Write the material out again exactly as it stands.

= Supplied information =
========

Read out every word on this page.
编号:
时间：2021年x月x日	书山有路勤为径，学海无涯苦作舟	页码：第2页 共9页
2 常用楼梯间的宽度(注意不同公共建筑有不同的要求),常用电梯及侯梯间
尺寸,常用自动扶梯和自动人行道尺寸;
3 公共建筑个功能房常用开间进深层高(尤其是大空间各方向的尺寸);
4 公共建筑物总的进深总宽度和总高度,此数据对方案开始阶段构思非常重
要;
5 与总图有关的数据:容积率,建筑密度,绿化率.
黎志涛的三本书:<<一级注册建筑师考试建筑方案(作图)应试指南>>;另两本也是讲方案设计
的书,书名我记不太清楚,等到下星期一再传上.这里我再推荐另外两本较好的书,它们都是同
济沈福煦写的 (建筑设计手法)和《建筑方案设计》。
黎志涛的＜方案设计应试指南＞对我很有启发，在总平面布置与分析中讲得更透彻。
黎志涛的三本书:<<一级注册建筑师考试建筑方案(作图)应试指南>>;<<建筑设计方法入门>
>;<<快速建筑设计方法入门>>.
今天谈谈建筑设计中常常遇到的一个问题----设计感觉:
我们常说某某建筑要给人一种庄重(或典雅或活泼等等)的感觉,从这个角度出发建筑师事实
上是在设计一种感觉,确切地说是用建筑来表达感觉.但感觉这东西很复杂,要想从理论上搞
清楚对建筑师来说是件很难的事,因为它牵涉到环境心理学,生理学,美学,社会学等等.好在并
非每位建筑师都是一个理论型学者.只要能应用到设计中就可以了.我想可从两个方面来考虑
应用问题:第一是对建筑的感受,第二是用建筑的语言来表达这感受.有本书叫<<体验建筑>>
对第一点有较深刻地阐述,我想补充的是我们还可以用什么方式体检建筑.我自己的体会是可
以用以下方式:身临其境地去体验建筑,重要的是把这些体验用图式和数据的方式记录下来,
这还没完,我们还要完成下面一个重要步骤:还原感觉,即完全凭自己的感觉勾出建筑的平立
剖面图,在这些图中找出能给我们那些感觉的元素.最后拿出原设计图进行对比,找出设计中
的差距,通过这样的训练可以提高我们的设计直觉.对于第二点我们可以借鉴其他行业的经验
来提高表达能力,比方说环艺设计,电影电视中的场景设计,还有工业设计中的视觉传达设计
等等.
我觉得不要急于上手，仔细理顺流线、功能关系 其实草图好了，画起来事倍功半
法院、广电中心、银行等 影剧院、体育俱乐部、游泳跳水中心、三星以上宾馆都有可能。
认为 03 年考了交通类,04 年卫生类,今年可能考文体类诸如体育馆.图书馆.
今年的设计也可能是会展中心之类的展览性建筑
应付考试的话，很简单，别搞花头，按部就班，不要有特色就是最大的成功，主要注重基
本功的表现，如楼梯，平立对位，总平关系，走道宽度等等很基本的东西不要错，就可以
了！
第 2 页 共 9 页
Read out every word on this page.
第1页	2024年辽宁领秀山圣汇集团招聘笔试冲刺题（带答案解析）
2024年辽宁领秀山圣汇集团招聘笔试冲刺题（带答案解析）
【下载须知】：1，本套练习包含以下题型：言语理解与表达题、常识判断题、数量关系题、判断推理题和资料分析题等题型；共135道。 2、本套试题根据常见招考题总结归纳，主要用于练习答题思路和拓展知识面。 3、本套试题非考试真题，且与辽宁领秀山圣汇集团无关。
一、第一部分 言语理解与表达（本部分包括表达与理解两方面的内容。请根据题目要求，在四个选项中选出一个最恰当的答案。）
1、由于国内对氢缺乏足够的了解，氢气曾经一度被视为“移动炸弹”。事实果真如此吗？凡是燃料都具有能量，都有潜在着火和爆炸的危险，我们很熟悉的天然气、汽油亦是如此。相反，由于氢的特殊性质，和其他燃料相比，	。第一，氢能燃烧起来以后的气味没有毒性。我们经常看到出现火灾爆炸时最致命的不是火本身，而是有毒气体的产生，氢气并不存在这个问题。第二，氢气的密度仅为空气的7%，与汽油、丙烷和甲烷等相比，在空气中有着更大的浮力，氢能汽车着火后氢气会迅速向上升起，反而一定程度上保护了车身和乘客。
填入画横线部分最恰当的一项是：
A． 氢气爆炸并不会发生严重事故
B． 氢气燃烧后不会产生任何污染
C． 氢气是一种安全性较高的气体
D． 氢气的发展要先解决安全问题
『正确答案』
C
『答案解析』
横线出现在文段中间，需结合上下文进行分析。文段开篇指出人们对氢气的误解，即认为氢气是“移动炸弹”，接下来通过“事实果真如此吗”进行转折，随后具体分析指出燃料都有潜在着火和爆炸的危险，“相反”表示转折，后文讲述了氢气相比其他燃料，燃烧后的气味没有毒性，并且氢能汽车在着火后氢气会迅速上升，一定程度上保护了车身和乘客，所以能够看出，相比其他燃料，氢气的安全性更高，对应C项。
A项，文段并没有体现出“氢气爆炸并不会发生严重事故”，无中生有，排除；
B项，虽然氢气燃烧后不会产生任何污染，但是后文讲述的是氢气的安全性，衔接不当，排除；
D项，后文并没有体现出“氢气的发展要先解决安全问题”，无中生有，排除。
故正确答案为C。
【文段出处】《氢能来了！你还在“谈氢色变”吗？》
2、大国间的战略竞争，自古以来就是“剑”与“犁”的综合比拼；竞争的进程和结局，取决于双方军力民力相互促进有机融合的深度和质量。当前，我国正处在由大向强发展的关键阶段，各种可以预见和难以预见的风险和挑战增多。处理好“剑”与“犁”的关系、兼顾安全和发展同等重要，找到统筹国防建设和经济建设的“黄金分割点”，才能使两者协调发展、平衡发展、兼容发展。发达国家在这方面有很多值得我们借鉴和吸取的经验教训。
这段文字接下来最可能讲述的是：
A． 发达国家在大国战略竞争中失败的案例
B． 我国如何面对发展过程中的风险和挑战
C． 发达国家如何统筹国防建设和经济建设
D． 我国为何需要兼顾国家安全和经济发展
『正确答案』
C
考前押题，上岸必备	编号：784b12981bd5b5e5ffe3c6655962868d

========

= Solution to this problem =
Read out every word on this page.
编号:
时间：2021年x月x日	书山有路勤为径，学海无涯苦作舟	页码：第2页 共9页
2 常用楼梯间的宽度(注意不同公共建筑有不同的要求),常用电梯及侯梯间
尺寸,常用自动扶梯和自动人行道尺寸;
3 公共建筑个功能房常用开间进深层高(尤其是大空间各方向的尺寸);
4 公共建筑物总的进深总宽度和总高度,此数据对方案开始阶段构思非常重
要;
5 与总图有关的数据:容积率,建筑密度,绿化率.
黎志涛的三本书:<<一级注册建筑师考试建筑方案(作图)应试指南>>;另两本也是讲方案设计
的书,书名我记不太清楚,等到下星期一再传上.这里我再推荐另外两本较好的书,它们都是同
济沈福煦写的 (建筑设计手法)和《建筑方案设计》。
黎志涛的＜方案设计应试指南＞对我很有启发，在总平面布置与分析中讲得更透彻。
黎志涛的三本书:<<一级注册建筑师考试建筑方案(作图)应试指南>>;<<建筑设计方法入门>
>;<<快速建筑设计方法入门>>.
今天谈谈建筑设计中常常遇到的一个问题----设计感觉:
我们常说某某建筑要给人一种庄重(或典雅或活泼等等)的感觉,从这个角度出发建筑师事实
上是在设计一种感觉,确切地说是用建筑来表达感觉.但感觉这东西很复杂,要想从理论上搞
清楚对建筑师来说是件很难的事,因为它牵涉到环境心理学,生理学,美学,社会学等等.好在并
非每位建筑师都是一个理论型学者.只要能应用到设计中就可以了.我想可从两个方面来考虑
应用问题:第一是对建筑的感受,第二是用建筑的语言来表达这感受.有本书叫<<体验建筑>>
对第一点有较深刻地阐述,我想补充的是我们还可以用什么方式体检建筑.我自己的体会是可
以用以下方式:身临其境地去体验建筑,重要的是把这些体验用图式和数据的方式记录下来,
这还没完,我们还要完成下面一个重要步骤:还原感觉,即完全凭自己的感觉勾出建筑的平立
剖面图,在这些图中找出能给我们那些感觉的元素.最后拿出原设计图进行对比,找出设计中
的差距,通过这样的训练可以提高我们的设计直觉.对于第二点我们可以借鉴其他行业的经验
来提高表达能力,比方说环艺设计,电影电视中的场景设计,还有工业设计中的视觉传达设计
等等.
我觉得不要急于上手，仔细理顺流线、功能关系 其实草图好了，画起来事倍功半
法院、广电中心、银行等 影剧院、体育俱乐部、游泳跳水中心、三星以上宾馆都有可能。
认为 03 年考了交通类,04 年卫生类,今年可能考文体类诸如体育馆.图书馆.
今年的设计也可能是会展中心之类的展览性建筑
应付考试的话，很简单，别搞花头，按部就班，不要有特色就是最大的成功，主要注重基
本功的表现，如楼梯，平立对位，总平关系，走道宽度等等很基本的东西不要错，就可以
了！
第 2 页 共 9 页
Read out every word on this page.
第1页	2024年辽宁领秀山圣汇集团招聘笔试冲刺题（带答案解析）
2024年辽宁领秀山圣汇集团招聘笔试冲刺题（带答案解析）
【下载须知】：1，本套练习包含以下题型：言语理解与表达题、常识判断题、数量关系题、判断推理题和资料分析题等题型；共135道。 2、本套试题根据常见招考题总结归纳，主要用于练习答题思路和拓展知识面。 3、本套试题非考试真题，且与辽宁领秀山圣汇集团无关。
一、第一部分 言语理解与表达（本部分包括表达与理解两方面的内容。请根据题目要求，在四个选项中选出一个最恰当的答案。）
1、由于国内对氢缺乏足够的了解，氢气曾经一度被视为“移动炸弹”。事实果真如此吗？凡是燃料都具有能量，都有潜在着火和爆炸的危险，我们很熟悉的天然气、汽油亦是如此。相反，由于氢的特殊性质，和其他燃料相比，	。第一，氢能燃烧起来以后的气味没有毒性。我们经常看到出现火灾爆炸时最致命的不是火本身，而是有毒气体的产生，氢气并不存在这个问题。第二，氢气的密度仅为空气的7%，与汽油、丙烷和甲烷等相比，在空气中有着更大的浮力，氢能汽车着火后氢气会迅速向上升起，反而一定程度上保护了车身和乘客。
填入画横线部分最恰当的一项是：
A． 氢气爆炸并不会发生严重事故
B． 氢气燃烧后不会产生任何污染
C． 氢气是一种安全性较高的气体
D． 氢气的发展要先解决安全问题
『正确答案』
C
『答案解析』
横线出现在文段中间，需结合上下文进行分析。文段开篇指出人们对氢气的误解，即认为氢气是“移动炸弹”，接下来通过“事实果真如此吗”进行转折，随后具体分析指出燃料都有潜在着火和爆炸的危险，“相反”表示转折，后文讲述了氢气相比其他燃料，燃烧后的气味没有毒性，并且氢能汽车在着火后氢气会迅速上升，一定程度上保护了车身和乘客，所以能够看出，相比其他燃料，氢气的安全性更高，对应C项。
A项，文段并没有体现出“氢气爆炸并不会发生严重事故”，无中生有，排除；
B项，虽然氢气燃烧后不会产生任何污染，但是后文讲述的是氢气的安全性，衔接不当，排除；
D项，后文并没有体现出“氢气的发展要先解决安全问题”，无中生有，排除。
故正确答案为C。
【文段出处】《氢能来了！你还在“谈氢色变”吗？》
2、大国间的战略竞争，自古以来就是“剑”与“犁”的综合比拼；竞争的进程和结局，取决于双方军力民力相互促进有机融合的深度和质量。当前，我国正处在由大向强发展的关键阶段，各种可以预见和难以预见的风险和挑战增多。处理好“剑”与“犁”的关系、兼顾安全和发展同等重要，找到统筹国防建设和经济建设的“黄金分割点”，才能使两者协调发展、平衡发展、兼容发展。发达国家在这方面有很多值得我们借鉴和吸取的经验教训。
这段文字接下来最可能讲述的是：
A． 发达国家在大国战略竞争中失败的案例
B． 我国如何面对发展过程中的风险和挑战
C． 发达国家如何统筹国防建设和经济建设
D． 我国为何需要兼顾国家安全和经济发展
『正确答案』
C
考前押题，上岸必备	编号：784b12981bd5b5e5ffe3c6655962868d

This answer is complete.